Work required — What is the number of lines in the data holding the word "score"? Give that number by itself.

Entries with figure data
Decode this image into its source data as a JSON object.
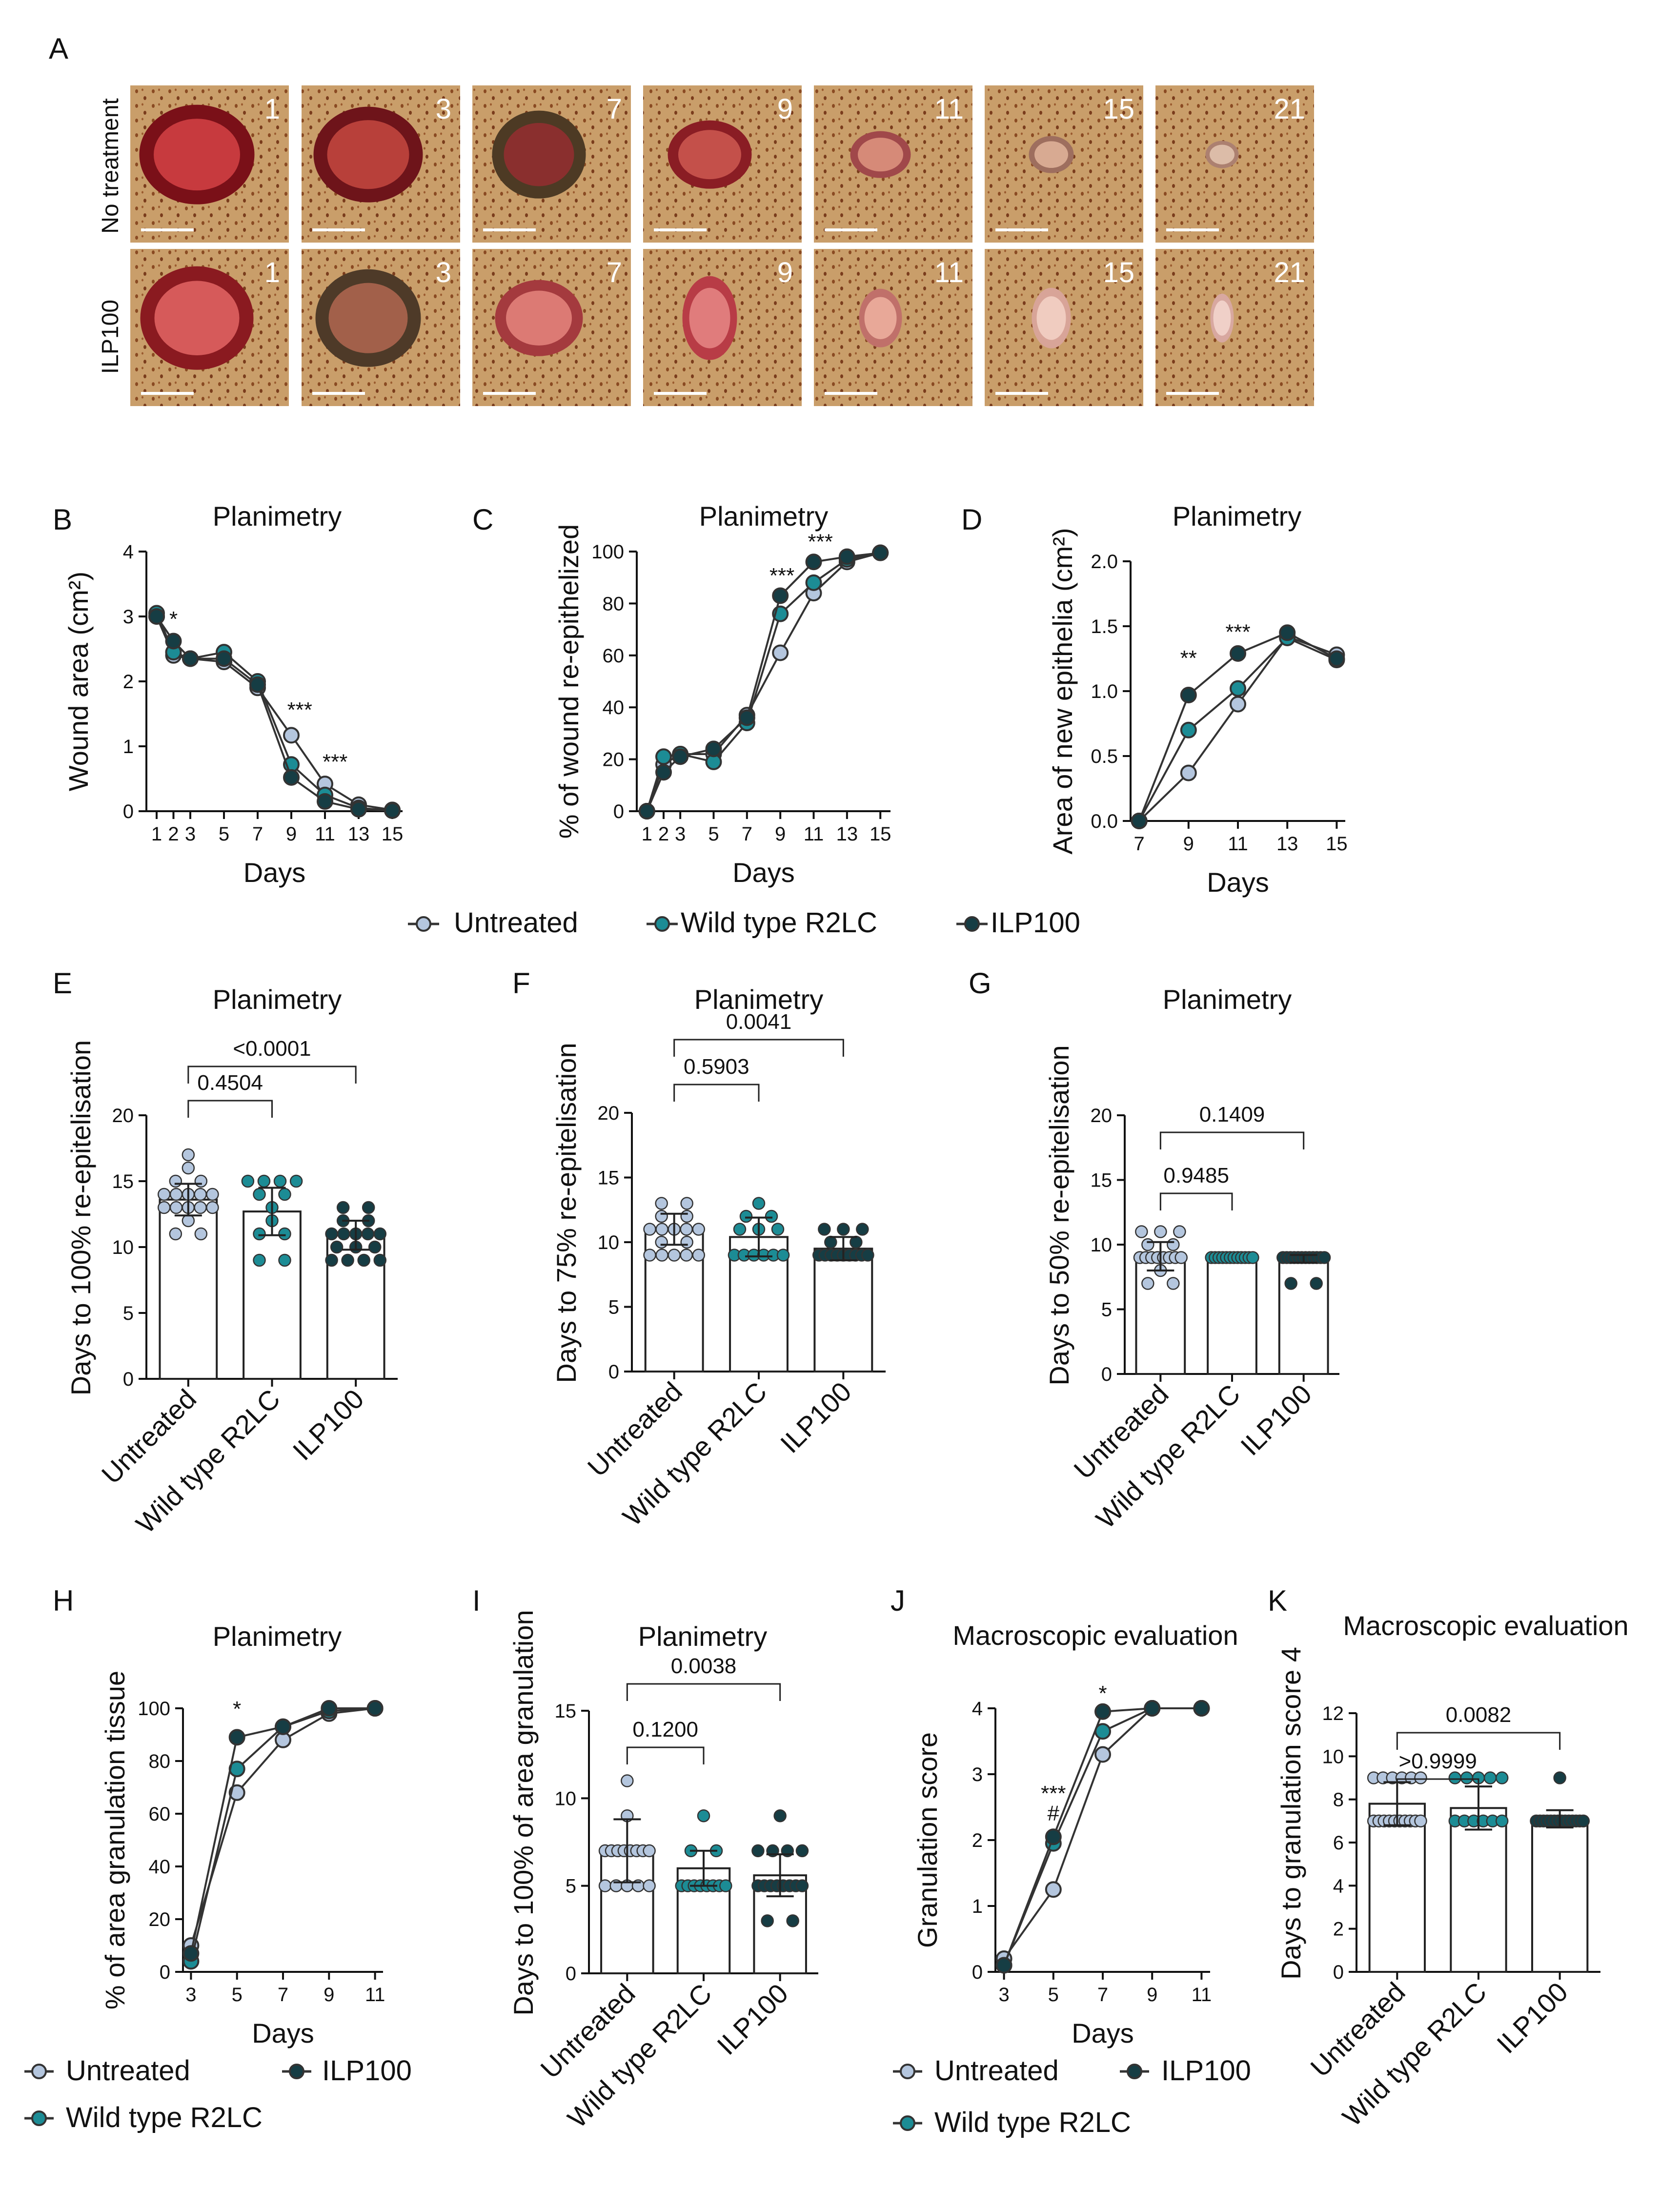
{
  "colors": {
    "untreated": "#b4c6de",
    "r2lc": "#1c8c95",
    "ilp100": "#163d44",
    "skin": "#c59a66",
    "wound": "#9c1e22",
    "scale_bar": "#ffffff"
  },
  "panel_a": {
    "label": "A",
    "rows": [
      {
        "label": "No treatment",
        "days": [
          "1",
          "3",
          "7",
          "9",
          "11",
          "15",
          "21"
        ]
      },
      {
        "label": "ILP100",
        "days": [
          "1",
          "3",
          "7",
          "9",
          "11",
          "15",
          "21"
        ]
      }
    ]
  },
  "legends": {
    "row1": [
      "Untreated",
      "Wild type R2LC",
      "ILP100"
    ],
    "row_h": [
      "Untreated",
      "ILP100",
      "Wild type R2LC"
    ],
    "row_j": [
      "Untreated",
      "ILP100",
      "Wild type R2LC"
    ]
  },
  "chart_data": [
    {
      "id": "B",
      "type": "line",
      "title": "Planimetry",
      "xlabel": "Days",
      "ylabel": "Wound area (cm²)",
      "x": [
        1,
        2,
        3,
        5,
        7,
        9,
        11,
        13,
        15
      ],
      "xticks": [
        "1",
        "2",
        "3",
        "5",
        "7",
        "9",
        "11",
        "13",
        "15"
      ],
      "ylim": [
        0,
        4
      ],
      "yticks": [
        "0",
        "1",
        "2",
        "3",
        "4"
      ],
      "series": [
        {
          "name": "Untreated",
          "values": [
            3.0,
            2.4,
            2.35,
            2.3,
            1.9,
            1.17,
            0.42,
            0.1,
            0.02
          ]
        },
        {
          "name": "Wild type R2LC",
          "values": [
            3.05,
            2.45,
            2.35,
            2.45,
            2.0,
            0.72,
            0.25,
            0.05,
            0.01
          ]
        },
        {
          "name": "ILP100",
          "values": [
            3.0,
            2.62,
            2.35,
            2.35,
            1.95,
            0.52,
            0.15,
            0.03,
            0.01
          ]
        }
      ],
      "annotations": [
        {
          "x": 2,
          "y": 2.85,
          "text": "*"
        },
        {
          "x": 9.5,
          "y": 1.45,
          "text": "***"
        },
        {
          "x": 11.6,
          "y": 0.65,
          "text": "***"
        }
      ]
    },
    {
      "id": "C",
      "type": "line",
      "title": "Planimetry",
      "xlabel": "Days",
      "ylabel": "% of wound re-epithelized",
      "x": [
        1,
        2,
        3,
        5,
        7,
        9,
        11,
        13,
        15
      ],
      "xticks": [
        "1",
        "2",
        "3",
        "5",
        "7",
        "9",
        "11",
        "13",
        "15"
      ],
      "ylim": [
        0,
        100
      ],
      "yticks": [
        "0",
        "20",
        "40",
        "60",
        "80",
        "100"
      ],
      "series": [
        {
          "name": "Untreated",
          "values": [
            0,
            18,
            22,
            22,
            37,
            61,
            84,
            96,
            99.5
          ]
        },
        {
          "name": "Wild type R2LC",
          "values": [
            0,
            21,
            22,
            19,
            34,
            76,
            88,
            97,
            99.5
          ]
        },
        {
          "name": "ILP100",
          "values": [
            0,
            15,
            21,
            24,
            36,
            83,
            96,
            98,
            99.5
          ]
        }
      ],
      "annotations": [
        {
          "x": 9.1,
          "y": 88,
          "text": "***"
        },
        {
          "x": 11.4,
          "y": 101,
          "text": "***"
        }
      ]
    },
    {
      "id": "D",
      "type": "line",
      "title": "Planimetry",
      "xlabel": "Days",
      "ylabel": "Area of new epithelia (cm²)",
      "x": [
        7,
        9,
        11,
        13,
        15
      ],
      "xticks": [
        "7",
        "9",
        "11",
        "13",
        "15"
      ],
      "ylim": [
        0,
        2.0
      ],
      "yticks": [
        "0.0",
        "0.5",
        "1.0",
        "1.5",
        "2.0"
      ],
      "series": [
        {
          "name": "Untreated",
          "values": [
            0.0,
            0.37,
            0.9,
            1.42,
            1.28
          ]
        },
        {
          "name": "Wild type R2LC",
          "values": [
            0.0,
            0.7,
            1.02,
            1.41,
            1.24
          ]
        },
        {
          "name": "ILP100",
          "values": [
            0.0,
            0.97,
            1.29,
            1.45,
            1.25
          ]
        }
      ],
      "annotations": [
        {
          "x": 9,
          "y": 1.2,
          "text": "**"
        },
        {
          "x": 11,
          "y": 1.4,
          "text": "***"
        }
      ]
    },
    {
      "id": "E",
      "type": "bar",
      "title": "Planimetry",
      "ylabel": "Days to 100% re-epitelisation",
      "categories": [
        "Untreated",
        "Wild type R2LC",
        "ILP100"
      ],
      "values": [
        13.6,
        12.7,
        10.9
      ],
      "errors": [
        1.2,
        1.8,
        1.1
      ],
      "ylim": [
        0,
        20
      ],
      "yticks": [
        "0",
        "5",
        "10",
        "15",
        "20"
      ],
      "points": [
        [
          13,
          13,
          13,
          13,
          13,
          14,
          14,
          14,
          14,
          14,
          15,
          15,
          16,
          17,
          12,
          11,
          11
        ],
        [
          15,
          15,
          15,
          15,
          14,
          14,
          13,
          12,
          11,
          11,
          9,
          9
        ],
        [
          13,
          13,
          12,
          12,
          11,
          11,
          11,
          11,
          10,
          10,
          9,
          9,
          9,
          9,
          11,
          10
        ]
      ],
      "brackets": [
        {
          "from": 0,
          "to": 1,
          "text": "0.4504"
        },
        {
          "from": 0,
          "to": 2,
          "text": "<0.0001"
        }
      ]
    },
    {
      "id": "F",
      "type": "bar",
      "title": "Planimetry",
      "ylabel": "Days to 75% re-epitelisation",
      "categories": [
        "Untreated",
        "Wild type R2LC",
        "ILP100"
      ],
      "values": [
        11.0,
        10.4,
        9.5
      ],
      "errors": [
        1.2,
        1.5,
        0.9
      ],
      "ylim": [
        0,
        20
      ],
      "yticks": [
        "0",
        "5",
        "10",
        "15",
        "20"
      ],
      "points": [
        [
          13,
          13,
          12,
          12,
          11,
          11,
          11,
          11,
          11,
          10,
          10,
          9,
          9,
          9,
          9,
          9
        ],
        [
          13,
          12,
          12,
          11,
          11,
          11,
          9,
          9,
          9,
          9,
          9,
          9
        ],
        [
          11,
          11,
          11,
          10,
          10,
          9,
          9,
          9,
          9,
          9,
          9,
          9,
          9,
          9
        ]
      ],
      "brackets": [
        {
          "from": 0,
          "to": 1,
          "text": "0.5903"
        },
        {
          "from": 0,
          "to": 2,
          "text": "0.0041"
        }
      ]
    },
    {
      "id": "G",
      "type": "bar",
      "title": "Planimetry",
      "ylabel": "Days to 50% re-epitelisation",
      "categories": [
        "Untreated",
        "Wild type R2LC",
        "ILP100"
      ],
      "values": [
        9.1,
        9.0,
        8.9
      ],
      "errors": [
        1.1,
        0,
        0.3
      ],
      "ylim": [
        0,
        20
      ],
      "yticks": [
        "0",
        "5",
        "10",
        "15",
        "20"
      ],
      "points": [
        [
          11,
          11,
          11,
          10,
          10,
          9,
          9,
          9,
          9,
          9,
          9,
          9,
          9,
          8,
          7,
          7
        ],
        [
          9,
          9,
          9,
          9,
          9,
          9,
          9,
          9,
          9,
          9,
          9,
          9
        ],
        [
          9,
          9,
          9,
          9,
          9,
          9,
          9,
          9,
          9,
          9,
          9,
          9,
          7,
          7
        ]
      ],
      "brackets": [
        {
          "from": 0,
          "to": 1,
          "text": "0.9485"
        },
        {
          "from": 0,
          "to": 2,
          "text": "0.1409"
        }
      ]
    },
    {
      "id": "H",
      "type": "line",
      "title": "Planimetry",
      "xlabel": "Days",
      "ylabel": "% of area granulation tissue",
      "x": [
        3,
        5,
        7,
        9,
        11
      ],
      "xticks": [
        "3",
        "5",
        "7",
        "9",
        "11"
      ],
      "ylim": [
        0,
        100
      ],
      "yticks": [
        "0",
        "20",
        "40",
        "60",
        "80",
        "100"
      ],
      "series": [
        {
          "name": "Untreated",
          "values": [
            10,
            68,
            88,
            98,
            100
          ]
        },
        {
          "name": "Wild type R2LC",
          "values": [
            4,
            77,
            93,
            99,
            100
          ]
        },
        {
          "name": "ILP100",
          "values": [
            7,
            89,
            93,
            100,
            100
          ]
        }
      ],
      "annotations": [
        {
          "x": 5,
          "y": 97,
          "text": "*"
        }
      ]
    },
    {
      "id": "I",
      "type": "bar",
      "title": "Planimetry",
      "ylabel": "Days to 100% of area granulation",
      "categories": [
        "Untreated",
        "Wild type R2LC",
        "ILP100"
      ],
      "values": [
        7.0,
        6.0,
        5.6
      ],
      "errors": [
        1.8,
        1.0,
        1.2
      ],
      "ylim": [
        0,
        15
      ],
      "yticks": [
        "0",
        "5",
        "10",
        "15"
      ],
      "points": [
        [
          11,
          9,
          7,
          7,
          7,
          7,
          7,
          7,
          7,
          7,
          5,
          5,
          5,
          5,
          5
        ],
        [
          9,
          7,
          7,
          5,
          5,
          5,
          5,
          5,
          5,
          5,
          5
        ],
        [
          9,
          7,
          7,
          7,
          7,
          5,
          5,
          5,
          5,
          5,
          5,
          5,
          5,
          3,
          3
        ]
      ],
      "brackets": [
        {
          "from": 0,
          "to": 1,
          "text": "0.1200"
        },
        {
          "from": 0,
          "to": 2,
          "text": "0.0038"
        }
      ]
    },
    {
      "id": "J",
      "type": "line",
      "title": "Macroscopic evaluation",
      "xlabel": "Days",
      "ylabel": "Granulation score",
      "x": [
        3,
        5,
        7,
        9,
        11
      ],
      "xticks": [
        "3",
        "5",
        "7",
        "9",
        "11"
      ],
      "ylim": [
        0,
        4
      ],
      "yticks": [
        "0",
        "1",
        "2",
        "3",
        "4"
      ],
      "series": [
        {
          "name": "Untreated",
          "values": [
            0.2,
            1.25,
            3.3,
            4.0,
            4.0
          ]
        },
        {
          "name": "Wild type R2LC",
          "values": [
            0.1,
            1.95,
            3.65,
            4.0,
            4.0
          ]
        },
        {
          "name": "ILP100",
          "values": [
            0.1,
            2.05,
            3.95,
            4.0,
            4.0
          ]
        }
      ],
      "annotations": [
        {
          "x": 5,
          "y": 2.6,
          "text": "***"
        },
        {
          "x": 5,
          "y": 2.3,
          "text": "#"
        },
        {
          "x": 7,
          "y": 4.12,
          "text": "*"
        }
      ]
    },
    {
      "id": "K",
      "type": "bar",
      "title": "Macroscopic evaluation",
      "ylabel": "Days to granulation score 4",
      "categories": [
        "Untreated",
        "Wild type R2LC",
        "ILP100"
      ],
      "values": [
        7.8,
        7.6,
        7.1
      ],
      "errors": [
        1.0,
        1.0,
        0.4
      ],
      "ylim": [
        0,
        12
      ],
      "yticks": [
        "0",
        "2",
        "4",
        "6",
        "8",
        "10",
        "12"
      ],
      "points": [
        [
          9,
          9,
          9,
          9,
          9,
          9,
          7,
          7,
          7,
          7,
          7,
          7,
          7,
          7,
          7,
          7
        ],
        [
          9,
          9,
          9,
          9,
          9,
          7,
          7,
          7,
          7,
          7,
          7
        ],
        [
          9,
          7,
          7,
          7,
          7,
          7,
          7,
          7,
          7,
          7,
          7,
          7,
          7,
          7,
          7
        ]
      ],
      "brackets": [
        {
          "from": 0,
          "to": 1,
          "text": ">0.9999"
        },
        {
          "from": 0,
          "to": 2,
          "text": "0.0082"
        }
      ]
    }
  ]
}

Answer below — 2